• Given data:
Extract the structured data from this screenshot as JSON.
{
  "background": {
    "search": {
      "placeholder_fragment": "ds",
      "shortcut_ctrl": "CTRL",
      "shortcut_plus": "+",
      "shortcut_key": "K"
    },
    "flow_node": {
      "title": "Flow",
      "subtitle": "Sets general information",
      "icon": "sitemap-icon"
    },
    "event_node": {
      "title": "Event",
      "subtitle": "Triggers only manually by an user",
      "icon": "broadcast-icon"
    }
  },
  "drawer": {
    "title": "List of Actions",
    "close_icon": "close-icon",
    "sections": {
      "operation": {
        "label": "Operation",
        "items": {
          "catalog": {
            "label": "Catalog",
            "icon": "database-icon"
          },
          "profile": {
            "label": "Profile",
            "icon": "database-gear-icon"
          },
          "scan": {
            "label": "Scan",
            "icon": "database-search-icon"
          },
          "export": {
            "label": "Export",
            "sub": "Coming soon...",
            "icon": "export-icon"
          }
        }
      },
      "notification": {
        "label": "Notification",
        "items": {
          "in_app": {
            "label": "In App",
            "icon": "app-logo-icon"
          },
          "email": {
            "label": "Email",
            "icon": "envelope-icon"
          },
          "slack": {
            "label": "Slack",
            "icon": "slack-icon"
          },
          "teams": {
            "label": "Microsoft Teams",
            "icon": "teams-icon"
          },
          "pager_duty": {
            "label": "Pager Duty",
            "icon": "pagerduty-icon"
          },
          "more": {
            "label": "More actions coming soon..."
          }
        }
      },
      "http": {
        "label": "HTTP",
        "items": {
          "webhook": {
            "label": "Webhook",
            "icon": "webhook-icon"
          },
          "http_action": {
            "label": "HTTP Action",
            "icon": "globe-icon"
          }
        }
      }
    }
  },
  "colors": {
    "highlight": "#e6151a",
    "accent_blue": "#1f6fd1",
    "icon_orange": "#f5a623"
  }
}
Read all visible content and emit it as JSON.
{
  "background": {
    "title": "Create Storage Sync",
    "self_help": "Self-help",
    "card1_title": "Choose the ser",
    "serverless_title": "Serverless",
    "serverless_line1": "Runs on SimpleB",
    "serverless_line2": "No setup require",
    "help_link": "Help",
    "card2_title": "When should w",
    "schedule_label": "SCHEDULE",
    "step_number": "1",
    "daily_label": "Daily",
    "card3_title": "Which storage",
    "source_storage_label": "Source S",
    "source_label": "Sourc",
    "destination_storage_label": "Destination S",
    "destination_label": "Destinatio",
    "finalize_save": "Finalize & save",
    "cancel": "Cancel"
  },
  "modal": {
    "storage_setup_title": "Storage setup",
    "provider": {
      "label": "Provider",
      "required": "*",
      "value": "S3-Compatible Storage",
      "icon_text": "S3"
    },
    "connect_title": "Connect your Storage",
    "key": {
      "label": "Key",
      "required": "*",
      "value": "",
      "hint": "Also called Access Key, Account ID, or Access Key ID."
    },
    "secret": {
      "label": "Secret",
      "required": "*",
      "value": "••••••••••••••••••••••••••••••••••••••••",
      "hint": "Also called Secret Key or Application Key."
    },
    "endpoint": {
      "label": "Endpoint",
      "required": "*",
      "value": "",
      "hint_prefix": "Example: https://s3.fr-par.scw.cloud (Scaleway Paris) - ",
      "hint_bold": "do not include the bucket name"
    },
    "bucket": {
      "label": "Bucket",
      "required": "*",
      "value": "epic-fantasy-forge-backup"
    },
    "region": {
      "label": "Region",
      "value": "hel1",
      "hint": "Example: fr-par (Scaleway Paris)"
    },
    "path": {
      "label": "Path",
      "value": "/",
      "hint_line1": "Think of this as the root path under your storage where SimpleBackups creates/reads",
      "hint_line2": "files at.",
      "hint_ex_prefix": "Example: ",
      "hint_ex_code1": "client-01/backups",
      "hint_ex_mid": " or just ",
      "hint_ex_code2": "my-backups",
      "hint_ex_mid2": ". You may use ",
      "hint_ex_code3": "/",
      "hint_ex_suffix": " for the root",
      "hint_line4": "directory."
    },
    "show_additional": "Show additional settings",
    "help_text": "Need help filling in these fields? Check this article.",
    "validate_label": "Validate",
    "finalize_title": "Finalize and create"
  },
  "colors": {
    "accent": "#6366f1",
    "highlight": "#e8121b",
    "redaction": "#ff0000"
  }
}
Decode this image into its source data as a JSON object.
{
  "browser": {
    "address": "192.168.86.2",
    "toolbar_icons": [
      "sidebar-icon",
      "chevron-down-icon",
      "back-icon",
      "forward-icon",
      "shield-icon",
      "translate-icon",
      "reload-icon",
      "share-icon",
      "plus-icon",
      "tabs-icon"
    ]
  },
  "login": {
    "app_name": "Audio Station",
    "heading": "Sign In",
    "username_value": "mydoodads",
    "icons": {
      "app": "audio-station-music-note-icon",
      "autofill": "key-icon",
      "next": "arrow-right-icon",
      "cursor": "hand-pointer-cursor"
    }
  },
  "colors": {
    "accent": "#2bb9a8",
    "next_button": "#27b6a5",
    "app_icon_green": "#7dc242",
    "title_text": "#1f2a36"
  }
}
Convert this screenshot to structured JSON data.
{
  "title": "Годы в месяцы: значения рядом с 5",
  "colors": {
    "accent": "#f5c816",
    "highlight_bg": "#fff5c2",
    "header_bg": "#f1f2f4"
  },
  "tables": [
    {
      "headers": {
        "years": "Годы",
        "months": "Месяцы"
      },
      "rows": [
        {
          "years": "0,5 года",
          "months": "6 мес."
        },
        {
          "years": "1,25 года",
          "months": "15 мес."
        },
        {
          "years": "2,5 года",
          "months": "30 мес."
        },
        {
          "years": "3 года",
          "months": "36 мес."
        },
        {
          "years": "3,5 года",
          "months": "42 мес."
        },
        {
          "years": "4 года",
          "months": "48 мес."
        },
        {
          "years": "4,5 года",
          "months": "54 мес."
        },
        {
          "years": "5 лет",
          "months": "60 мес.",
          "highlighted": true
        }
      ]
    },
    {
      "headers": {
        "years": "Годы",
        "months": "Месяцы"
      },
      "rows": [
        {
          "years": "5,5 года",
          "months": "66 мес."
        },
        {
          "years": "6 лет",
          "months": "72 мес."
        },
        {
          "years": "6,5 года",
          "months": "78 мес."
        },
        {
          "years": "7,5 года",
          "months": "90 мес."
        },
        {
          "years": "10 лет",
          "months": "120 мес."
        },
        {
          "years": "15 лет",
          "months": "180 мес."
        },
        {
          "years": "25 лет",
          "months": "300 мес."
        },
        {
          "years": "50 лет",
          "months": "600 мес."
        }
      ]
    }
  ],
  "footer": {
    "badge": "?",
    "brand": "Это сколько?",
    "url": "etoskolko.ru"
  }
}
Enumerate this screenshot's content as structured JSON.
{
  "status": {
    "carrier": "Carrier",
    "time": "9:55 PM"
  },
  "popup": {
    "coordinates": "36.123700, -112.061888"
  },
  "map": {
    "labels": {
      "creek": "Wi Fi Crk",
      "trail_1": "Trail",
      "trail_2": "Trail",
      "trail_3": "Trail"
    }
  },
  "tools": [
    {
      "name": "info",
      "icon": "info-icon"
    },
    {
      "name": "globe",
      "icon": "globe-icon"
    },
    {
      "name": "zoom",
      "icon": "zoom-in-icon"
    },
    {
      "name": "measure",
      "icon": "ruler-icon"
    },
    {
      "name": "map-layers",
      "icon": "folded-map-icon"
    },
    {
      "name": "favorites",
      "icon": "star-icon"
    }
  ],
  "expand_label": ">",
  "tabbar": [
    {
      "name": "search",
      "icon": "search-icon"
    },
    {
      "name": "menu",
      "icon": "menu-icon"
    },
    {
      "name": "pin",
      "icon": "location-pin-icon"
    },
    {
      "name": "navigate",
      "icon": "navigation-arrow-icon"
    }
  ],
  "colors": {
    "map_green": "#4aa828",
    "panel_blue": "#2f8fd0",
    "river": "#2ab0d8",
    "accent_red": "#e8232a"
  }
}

• Given instruction: In the records, locate each line holding the string "Scaleway" and copy it.

• Written solution:
      "hint_prefix": "Example: https://s3.fr-par.scw.cloud (Scaleway Paris) - ",
      "hint": "Example: fr-par (Scaleway Paris)"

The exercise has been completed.